***** Supplied material *****
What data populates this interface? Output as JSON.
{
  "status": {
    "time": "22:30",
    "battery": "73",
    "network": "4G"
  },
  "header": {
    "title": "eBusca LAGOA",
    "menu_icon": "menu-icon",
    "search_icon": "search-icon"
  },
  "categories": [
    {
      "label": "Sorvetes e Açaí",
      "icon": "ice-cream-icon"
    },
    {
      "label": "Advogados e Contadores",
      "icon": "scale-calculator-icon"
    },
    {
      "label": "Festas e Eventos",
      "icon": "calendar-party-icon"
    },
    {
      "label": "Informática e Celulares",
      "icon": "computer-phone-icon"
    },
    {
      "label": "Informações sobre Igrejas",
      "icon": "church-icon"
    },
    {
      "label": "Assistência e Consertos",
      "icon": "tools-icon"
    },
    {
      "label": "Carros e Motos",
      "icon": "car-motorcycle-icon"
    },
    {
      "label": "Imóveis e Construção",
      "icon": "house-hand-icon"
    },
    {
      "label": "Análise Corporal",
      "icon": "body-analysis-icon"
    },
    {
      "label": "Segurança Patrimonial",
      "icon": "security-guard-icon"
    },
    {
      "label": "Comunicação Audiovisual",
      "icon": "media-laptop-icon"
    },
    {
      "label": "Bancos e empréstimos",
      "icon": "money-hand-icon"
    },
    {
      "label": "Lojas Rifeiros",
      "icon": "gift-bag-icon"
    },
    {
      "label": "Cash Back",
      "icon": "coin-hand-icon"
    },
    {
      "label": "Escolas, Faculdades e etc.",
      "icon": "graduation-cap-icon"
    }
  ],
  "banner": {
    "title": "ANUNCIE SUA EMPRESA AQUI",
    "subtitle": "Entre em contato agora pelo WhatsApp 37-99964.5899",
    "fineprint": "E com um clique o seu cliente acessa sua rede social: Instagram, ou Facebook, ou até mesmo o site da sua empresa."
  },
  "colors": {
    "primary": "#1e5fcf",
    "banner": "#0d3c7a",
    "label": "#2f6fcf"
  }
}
*****
§ **Given request**
Gather every line from the entries above where the word "hand" appears, and copy them.

§ **Solution**
      "icon": "house-hand-icon"
      "icon": "money-hand-icon"
      "icon": "coin-hand-icon"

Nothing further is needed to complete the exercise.